- [OBJECTIVE]:
Answer with one number: the count of lines in the listing below that hold the word "здравоохранении".

-- Begin AVAILABLE DATA --

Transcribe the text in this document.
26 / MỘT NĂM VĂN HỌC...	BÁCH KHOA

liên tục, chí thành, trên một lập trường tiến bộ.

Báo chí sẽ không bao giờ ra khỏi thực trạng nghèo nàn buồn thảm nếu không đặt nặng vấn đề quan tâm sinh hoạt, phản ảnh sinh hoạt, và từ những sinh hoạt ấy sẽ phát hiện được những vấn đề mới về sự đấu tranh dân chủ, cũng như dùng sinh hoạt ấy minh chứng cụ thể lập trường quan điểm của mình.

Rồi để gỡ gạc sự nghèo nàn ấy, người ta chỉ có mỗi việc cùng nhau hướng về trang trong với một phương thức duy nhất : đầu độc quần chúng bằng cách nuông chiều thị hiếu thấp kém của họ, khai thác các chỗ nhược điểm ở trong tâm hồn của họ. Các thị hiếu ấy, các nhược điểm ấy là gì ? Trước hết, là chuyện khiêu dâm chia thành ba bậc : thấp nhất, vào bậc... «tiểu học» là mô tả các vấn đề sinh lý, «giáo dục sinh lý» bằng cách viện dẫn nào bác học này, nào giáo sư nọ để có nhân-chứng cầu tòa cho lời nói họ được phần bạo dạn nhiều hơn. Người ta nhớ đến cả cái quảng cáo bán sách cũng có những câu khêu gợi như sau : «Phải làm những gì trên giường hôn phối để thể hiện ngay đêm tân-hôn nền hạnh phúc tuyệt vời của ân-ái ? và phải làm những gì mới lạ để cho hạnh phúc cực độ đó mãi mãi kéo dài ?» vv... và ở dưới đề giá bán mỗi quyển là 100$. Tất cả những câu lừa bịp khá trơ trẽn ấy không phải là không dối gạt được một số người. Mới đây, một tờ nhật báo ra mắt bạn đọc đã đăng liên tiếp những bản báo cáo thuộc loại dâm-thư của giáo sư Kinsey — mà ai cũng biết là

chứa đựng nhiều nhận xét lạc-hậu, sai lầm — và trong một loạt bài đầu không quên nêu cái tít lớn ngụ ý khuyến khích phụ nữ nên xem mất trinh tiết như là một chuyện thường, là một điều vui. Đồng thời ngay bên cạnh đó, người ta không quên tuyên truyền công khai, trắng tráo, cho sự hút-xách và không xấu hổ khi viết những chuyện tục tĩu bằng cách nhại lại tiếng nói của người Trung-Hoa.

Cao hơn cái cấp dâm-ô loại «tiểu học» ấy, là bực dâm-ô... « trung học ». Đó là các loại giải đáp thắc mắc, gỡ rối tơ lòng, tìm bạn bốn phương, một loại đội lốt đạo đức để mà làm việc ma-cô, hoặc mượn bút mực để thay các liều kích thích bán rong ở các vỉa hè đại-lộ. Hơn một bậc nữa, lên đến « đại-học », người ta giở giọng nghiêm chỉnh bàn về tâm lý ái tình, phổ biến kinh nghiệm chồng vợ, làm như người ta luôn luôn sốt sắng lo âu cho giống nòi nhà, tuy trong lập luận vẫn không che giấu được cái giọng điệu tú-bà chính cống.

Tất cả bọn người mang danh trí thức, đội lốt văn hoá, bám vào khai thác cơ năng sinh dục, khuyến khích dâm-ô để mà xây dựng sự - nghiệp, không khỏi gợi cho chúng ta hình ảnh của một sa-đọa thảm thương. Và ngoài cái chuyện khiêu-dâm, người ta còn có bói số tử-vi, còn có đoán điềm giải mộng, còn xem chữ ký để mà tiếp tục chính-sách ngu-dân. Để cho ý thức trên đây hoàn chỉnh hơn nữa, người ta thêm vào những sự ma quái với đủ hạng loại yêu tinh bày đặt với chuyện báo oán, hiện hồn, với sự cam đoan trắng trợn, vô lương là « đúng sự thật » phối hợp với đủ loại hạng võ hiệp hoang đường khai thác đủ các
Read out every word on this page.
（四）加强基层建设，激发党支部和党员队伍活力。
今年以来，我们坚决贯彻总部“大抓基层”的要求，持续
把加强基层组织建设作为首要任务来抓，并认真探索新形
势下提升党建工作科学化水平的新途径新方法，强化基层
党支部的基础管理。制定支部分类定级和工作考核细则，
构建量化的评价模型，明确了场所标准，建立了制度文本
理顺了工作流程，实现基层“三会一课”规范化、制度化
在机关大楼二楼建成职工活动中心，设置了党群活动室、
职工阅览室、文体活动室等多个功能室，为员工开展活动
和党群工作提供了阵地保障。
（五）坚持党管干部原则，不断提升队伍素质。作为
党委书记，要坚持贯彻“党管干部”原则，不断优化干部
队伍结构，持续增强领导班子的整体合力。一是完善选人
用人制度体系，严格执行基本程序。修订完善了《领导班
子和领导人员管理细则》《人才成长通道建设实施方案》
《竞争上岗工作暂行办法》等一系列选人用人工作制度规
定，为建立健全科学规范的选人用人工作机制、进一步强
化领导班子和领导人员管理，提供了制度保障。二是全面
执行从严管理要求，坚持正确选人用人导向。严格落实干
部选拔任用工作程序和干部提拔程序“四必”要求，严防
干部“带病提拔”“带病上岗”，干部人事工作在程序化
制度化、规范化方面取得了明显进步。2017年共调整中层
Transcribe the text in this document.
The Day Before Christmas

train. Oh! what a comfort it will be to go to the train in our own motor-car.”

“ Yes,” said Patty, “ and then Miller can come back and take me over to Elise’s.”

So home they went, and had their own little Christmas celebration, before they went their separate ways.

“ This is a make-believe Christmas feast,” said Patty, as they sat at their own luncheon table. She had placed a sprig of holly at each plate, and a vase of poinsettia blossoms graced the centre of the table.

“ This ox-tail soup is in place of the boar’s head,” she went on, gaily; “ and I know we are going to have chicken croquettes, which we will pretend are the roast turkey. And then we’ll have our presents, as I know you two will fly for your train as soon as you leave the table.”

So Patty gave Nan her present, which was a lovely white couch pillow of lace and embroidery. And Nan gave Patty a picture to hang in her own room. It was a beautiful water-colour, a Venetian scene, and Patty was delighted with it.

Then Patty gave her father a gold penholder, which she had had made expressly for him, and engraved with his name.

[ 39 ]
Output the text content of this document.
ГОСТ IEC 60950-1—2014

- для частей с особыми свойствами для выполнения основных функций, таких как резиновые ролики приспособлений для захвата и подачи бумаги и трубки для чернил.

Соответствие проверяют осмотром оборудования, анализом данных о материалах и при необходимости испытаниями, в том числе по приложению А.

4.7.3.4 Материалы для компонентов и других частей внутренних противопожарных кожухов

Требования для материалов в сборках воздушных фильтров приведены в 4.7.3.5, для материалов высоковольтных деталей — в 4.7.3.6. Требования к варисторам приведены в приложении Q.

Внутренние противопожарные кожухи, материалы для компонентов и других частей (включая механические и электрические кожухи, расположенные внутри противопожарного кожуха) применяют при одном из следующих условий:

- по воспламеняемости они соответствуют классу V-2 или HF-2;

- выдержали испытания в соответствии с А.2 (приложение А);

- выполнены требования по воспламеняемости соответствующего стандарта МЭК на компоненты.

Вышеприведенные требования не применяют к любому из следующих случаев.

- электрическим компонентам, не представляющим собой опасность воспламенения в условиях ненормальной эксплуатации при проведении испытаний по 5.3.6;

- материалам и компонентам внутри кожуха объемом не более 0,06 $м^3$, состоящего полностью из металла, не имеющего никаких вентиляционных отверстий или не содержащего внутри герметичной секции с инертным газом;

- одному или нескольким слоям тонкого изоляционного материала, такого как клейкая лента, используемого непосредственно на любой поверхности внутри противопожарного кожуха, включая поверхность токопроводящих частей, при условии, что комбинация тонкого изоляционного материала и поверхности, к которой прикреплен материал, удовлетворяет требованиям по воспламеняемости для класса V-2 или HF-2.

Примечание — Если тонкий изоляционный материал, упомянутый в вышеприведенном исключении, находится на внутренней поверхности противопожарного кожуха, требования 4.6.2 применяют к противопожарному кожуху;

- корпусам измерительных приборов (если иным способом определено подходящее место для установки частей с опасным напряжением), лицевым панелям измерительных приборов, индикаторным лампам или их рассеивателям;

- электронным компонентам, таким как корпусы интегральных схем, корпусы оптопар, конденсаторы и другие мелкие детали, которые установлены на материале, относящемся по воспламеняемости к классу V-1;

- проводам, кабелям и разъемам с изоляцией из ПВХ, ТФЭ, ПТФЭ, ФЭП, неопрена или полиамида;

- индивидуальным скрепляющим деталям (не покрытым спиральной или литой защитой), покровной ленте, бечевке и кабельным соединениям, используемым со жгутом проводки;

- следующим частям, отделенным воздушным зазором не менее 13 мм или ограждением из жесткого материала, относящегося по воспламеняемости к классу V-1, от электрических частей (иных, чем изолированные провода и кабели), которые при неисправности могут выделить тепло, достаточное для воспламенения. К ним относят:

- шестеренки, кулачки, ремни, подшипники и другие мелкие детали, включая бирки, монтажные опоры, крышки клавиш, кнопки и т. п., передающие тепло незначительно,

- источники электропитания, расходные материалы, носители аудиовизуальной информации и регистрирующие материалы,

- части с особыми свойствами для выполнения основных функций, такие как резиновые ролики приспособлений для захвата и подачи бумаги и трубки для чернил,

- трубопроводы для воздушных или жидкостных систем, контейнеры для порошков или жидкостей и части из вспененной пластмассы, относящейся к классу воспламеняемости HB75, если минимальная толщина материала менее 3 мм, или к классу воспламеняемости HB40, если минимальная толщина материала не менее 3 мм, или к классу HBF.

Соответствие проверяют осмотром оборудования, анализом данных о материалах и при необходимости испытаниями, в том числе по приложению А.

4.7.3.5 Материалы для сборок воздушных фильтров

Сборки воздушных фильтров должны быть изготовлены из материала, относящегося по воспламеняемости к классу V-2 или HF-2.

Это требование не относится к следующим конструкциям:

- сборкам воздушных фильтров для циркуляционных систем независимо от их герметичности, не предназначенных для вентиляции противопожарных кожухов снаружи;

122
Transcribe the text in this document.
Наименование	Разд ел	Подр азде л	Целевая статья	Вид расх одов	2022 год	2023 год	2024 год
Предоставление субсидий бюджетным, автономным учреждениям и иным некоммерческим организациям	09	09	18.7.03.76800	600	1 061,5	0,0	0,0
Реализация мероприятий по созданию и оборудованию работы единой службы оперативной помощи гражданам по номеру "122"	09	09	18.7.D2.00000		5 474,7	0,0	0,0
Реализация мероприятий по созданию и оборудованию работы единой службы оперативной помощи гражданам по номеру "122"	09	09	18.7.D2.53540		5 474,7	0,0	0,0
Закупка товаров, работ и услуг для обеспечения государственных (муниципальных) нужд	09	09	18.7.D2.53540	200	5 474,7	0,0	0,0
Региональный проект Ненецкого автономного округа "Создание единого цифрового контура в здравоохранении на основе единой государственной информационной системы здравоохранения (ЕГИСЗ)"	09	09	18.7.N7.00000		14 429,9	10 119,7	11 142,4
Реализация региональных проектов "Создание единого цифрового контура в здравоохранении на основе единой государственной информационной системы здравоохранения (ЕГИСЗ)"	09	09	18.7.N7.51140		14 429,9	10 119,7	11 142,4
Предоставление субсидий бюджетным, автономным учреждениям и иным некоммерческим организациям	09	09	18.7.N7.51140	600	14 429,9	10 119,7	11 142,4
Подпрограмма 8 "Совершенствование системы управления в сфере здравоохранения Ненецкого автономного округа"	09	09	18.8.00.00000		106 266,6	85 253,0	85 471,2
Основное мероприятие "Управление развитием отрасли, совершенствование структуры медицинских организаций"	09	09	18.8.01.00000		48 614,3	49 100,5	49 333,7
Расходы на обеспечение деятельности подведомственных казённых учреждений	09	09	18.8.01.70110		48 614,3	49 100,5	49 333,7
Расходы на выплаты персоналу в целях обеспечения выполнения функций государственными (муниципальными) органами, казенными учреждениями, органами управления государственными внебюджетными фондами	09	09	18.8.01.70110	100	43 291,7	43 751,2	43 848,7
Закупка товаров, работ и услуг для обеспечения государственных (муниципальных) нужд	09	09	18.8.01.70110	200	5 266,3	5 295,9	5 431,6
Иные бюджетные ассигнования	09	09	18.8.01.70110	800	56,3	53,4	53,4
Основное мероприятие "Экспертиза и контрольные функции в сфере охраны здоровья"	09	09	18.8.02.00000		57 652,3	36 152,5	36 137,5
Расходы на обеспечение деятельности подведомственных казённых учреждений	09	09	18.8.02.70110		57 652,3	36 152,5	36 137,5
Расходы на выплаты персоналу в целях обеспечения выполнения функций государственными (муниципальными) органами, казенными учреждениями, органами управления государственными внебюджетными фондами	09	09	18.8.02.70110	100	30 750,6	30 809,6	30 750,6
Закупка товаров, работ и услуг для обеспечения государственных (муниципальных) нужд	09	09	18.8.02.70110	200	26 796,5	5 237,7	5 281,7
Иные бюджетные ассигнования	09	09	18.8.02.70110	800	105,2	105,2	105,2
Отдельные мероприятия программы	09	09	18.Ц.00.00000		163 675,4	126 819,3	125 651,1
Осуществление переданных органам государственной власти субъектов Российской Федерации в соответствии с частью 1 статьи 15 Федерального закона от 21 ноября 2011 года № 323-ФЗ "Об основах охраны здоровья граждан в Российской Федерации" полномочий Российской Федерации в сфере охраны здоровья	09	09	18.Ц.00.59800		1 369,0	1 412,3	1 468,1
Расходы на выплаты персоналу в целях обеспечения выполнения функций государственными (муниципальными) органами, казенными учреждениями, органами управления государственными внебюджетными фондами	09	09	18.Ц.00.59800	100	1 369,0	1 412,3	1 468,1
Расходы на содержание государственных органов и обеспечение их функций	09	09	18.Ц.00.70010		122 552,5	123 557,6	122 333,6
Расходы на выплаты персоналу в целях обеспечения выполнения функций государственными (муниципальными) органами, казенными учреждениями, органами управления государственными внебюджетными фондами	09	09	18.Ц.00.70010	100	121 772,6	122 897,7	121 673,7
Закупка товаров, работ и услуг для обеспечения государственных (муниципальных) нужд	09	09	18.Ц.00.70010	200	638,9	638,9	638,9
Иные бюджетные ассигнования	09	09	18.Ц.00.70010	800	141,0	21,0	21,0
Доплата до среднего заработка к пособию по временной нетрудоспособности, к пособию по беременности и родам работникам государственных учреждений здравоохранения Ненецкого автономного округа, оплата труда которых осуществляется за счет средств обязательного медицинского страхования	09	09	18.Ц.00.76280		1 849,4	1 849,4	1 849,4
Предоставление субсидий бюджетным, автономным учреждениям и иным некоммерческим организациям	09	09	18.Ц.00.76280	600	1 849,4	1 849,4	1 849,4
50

-- End AVAILABLE DATA --

- [WRITTEN ANSWER]:
2